■ YOUR GOAL ■
Output every line of the material exactly, omitting images.

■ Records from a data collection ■
········

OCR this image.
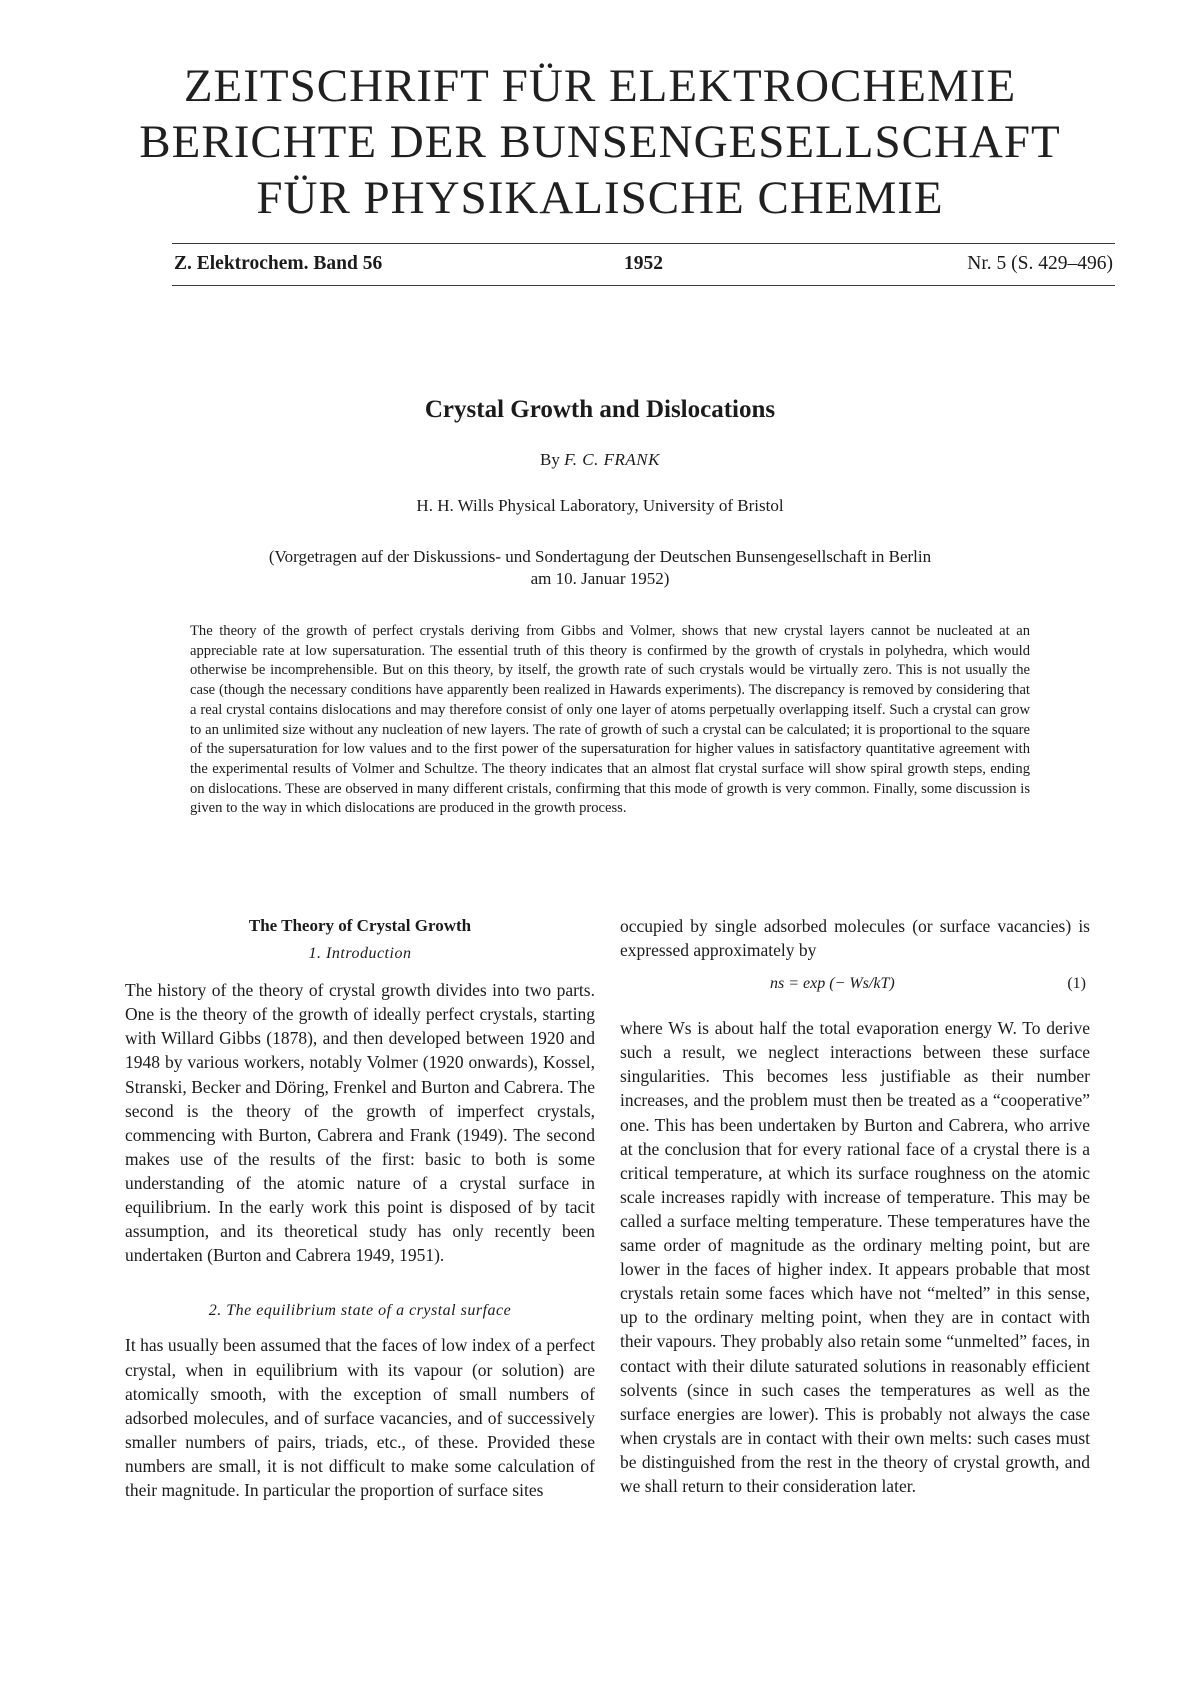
ZEITSCHRIFT FÜR ELEKTROCHEMIE
BERICHTE DER BUNSENGESELLSCHAFT
FÜR PHYSIKALISCHE CHEMIE
Z. Elektrochem. Band 56	1952	Nr. 5 (S. 429–496)
Crystal Growth and Dislocations
By F. C. FRANK
H. H. Wills Physical Laboratory, University of Bristol
(Vorgetragen auf der Diskussions- und Sondertagung der Deutschen Bunsengesellschaft in Berlin
am 10. Januar 1952)

The theory of the growth of perfect crystals deriving from Gibbs and Volmer, shows that new crystal layers cannot be nucleated at an appreciable rate at low supersaturation. The essential truth of this theory is confirmed by the growth of crystals in polyhedra, which would otherwise be incomprehensible. But on this theory, by itself, the growth rate of such crystals would be virtually zero. This is not usually the case (though the necessary conditions have apparently been realized in Hawards experiments). The discrepancy is removed by considering that a real crystal contains dislocations and may therefore consist of only one layer of atoms perpetually overlapping itself. Such a crystal can grow to an unlimited size without any nucleation of new layers. The rate of growth of such a crystal can be calculated; it is proportional to the square of the supersaturation for low values and to the first power of the supersaturation for higher values in satisfactory quantitative agreement with the experimental results of Volmer and Schultze. The theory indicates that an almost flat crystal surface will show spiral growth steps, ending on dislocations. These are observed in many different cristals, confirming that this mode of growth is very common. Finally, some discussion is given to the way in which dislocations are produced in the growth process.

The Theory of Crystal Growth
1. Introduction

The history of the theory of crystal growth divides into two parts. One is the theory of the growth of ideally perfect crystals, starting with Willard Gibbs (1878), and then developed between 1920 and 1948 by various workers, notably Volmer (1920 onwards), Kossel, Stranski, Becker and Döring, Frenkel and Burton and Cabrera. The second is the theory of the growth of imperfect crystals, commencing with Burton, Cabrera and Frank (1949). The second makes use of the results of the first: basic to both is some understanding of the atomic nature of a crystal surface in equilibrium. In the early work this point is disposed of by tacit assumption, and its theoretical study has only recently been undertaken (Burton and Cabrera 1949, 1951).

2. The equilibrium state of a crystal surface

It has usually been assumed that the faces of low index of a perfect crystal, when in equilibrium with its vapour (or solution) are atomically smooth, with the exception of small numbers of adsorbed molecules, and of surface vacancies, and of successively smaller numbers of pairs, triads, etc., of these. Provided these numbers are small, it is not difficult to make some calculation of their magnitude. In particular the proportion of surface sites

occupied by single adsorbed molecules (or surface vacancies) is expressed approximately by

ns = exp (− Ws/kT)	(1)

where Ws is about half the total evaporation energy W. To derive such a result, we neglect interactions between these surface singularities. This becomes less justifiable as their number increases, and the problem must then be treated as a “cooperative” one. This has been undertaken by Burton and Cabrera, who arrive at the conclusion that for every rational face of a crystal there is a critical temperature, at which its surface roughness on the atomic scale increases rapidly with increase of temperature. This may be called a surface melting temperature. These temperatures have the same order of magnitude as the ordinary melting point, but are lower in the faces of higher index. It appears probable that most crystals retain some faces which have not “melted” in this sense, up to the ordinary melting point, when they are in contact with their vapours. They probably also retain some “unmelted” faces, in contact with their dilute saturated solutions in reasonably efficient solvents (since in such cases the temperatures as well as the surface energies are lower). This is probably not always the case when crystals are in contact with their own melts: such cases must be distinguished from the rest in the theory of crystal growth, and we shall return to their consideration later.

········

■ TASK ANSWER ■
OCR this image.
ZEITSCHRIFT FÜR ELEKTROCHEMIE
BERICHTE DER BUNSENGESELLSCHAFT
FÜR PHYSIKALISCHE CHEMIE
Z. Elektrochem. Band 56	1952	Nr. 5 (S. 429–496)
Crystal Growth and Dislocations
By F. C. FRANK
H. H. Wills Physical Laboratory, University of Bristol
(Vorgetragen auf der Diskussions- und Sondertagung der Deutschen Bunsengesellschaft in Berlin
am 10. Januar 1952)

The theory of the growth of perfect crystals deriving from Gibbs and Volmer, shows that new crystal layers cannot be nucleated at an appreciable rate at low supersaturation. The essential truth of this theory is confirmed by the growth of crystals in polyhedra, which would otherwise be incomprehensible. But on this theory, by itself, the growth rate of such crystals would be virtually zero. This is not usually the case (though the necessary conditions have apparently been realized in Hawards experiments). The discrepancy is removed by considering that a real crystal contains dislocations and may therefore consist of only one layer of atoms perpetually overlapping itself. Such a crystal can grow to an unlimited size without any nucleation of new layers. The rate of growth of such a crystal can be calculated; it is proportional to the square of the supersaturation for low values and to the first power of the supersaturation for higher values in satisfactory quantitative agreement with the experimental results of Volmer and Schultze. The theory indicates that an almost flat crystal surface will show spiral growth steps, ending on dislocations. These are observed in many different cristals, confirming that this mode of growth is very common. Finally, some discussion is given to the way in which dislocations are produced in the growth process.

The Theory of Crystal Growth
1. Introduction

The history of the theory of crystal growth divides into two parts. One is the theory of the growth of ideally perfect crystals, starting with Willard Gibbs (1878), and then developed between 1920 and 1948 by various workers, notably Volmer (1920 onwards), Kossel, Stranski, Becker and Döring, Frenkel and Burton and Cabrera. The second is the theory of the growth of imperfect crystals, commencing with Burton, Cabrera and Frank (1949). The second makes use of the results of the first: basic to both is some understanding of the atomic nature of a crystal surface in equilibrium. In the early work this point is disposed of by tacit assumption, and its theoretical study has only recently been undertaken (Burton and Cabrera 1949, 1951).

2. The equilibrium state of a crystal surface

It has usually been assumed that the faces of low index of a perfect crystal, when in equilibrium with its vapour (or solution) are atomically smooth, with the exception of small numbers of adsorbed molecules, and of surface vacancies, and of successively smaller numbers of pairs, triads, etc., of these. Provided these numbers are small, it is not difficult to make some calculation of their magnitude. In particular the proportion of surface sites

occupied by single adsorbed molecules (or surface vacancies) is expressed approximately by

ns = exp (− Ws/kT)	(1)

where Ws is about half the total evaporation energy W. To derive such a result, we neglect interactions between these surface singularities. This becomes less justifiable as their number increases, and the problem must then be treated as a “cooperative” one. This has been undertaken by Burton and Cabrera, who arrive at the conclusion that for every rational face of a crystal there is a critical temperature, at which its surface roughness on the atomic scale increases rapidly with increase of temperature. This may be called a surface melting temperature. These temperatures have the same order of magnitude as the ordinary melting point, but are lower in the faces of higher index. It appears probable that most crystals retain some faces which have not “melted” in this sense, up to the ordinary melting point, when they are in contact with their vapours. They probably also retain some “unmelted” faces, in contact with their dilute saturated solutions in reasonably efficient solvents (since in such cases the temperatures as well as the surface energies are lower). This is probably not always the case when crystals are in contact with their own melts: such cases must be distinguished from the rest in the theory of crystal growth, and we shall return to their consideration later.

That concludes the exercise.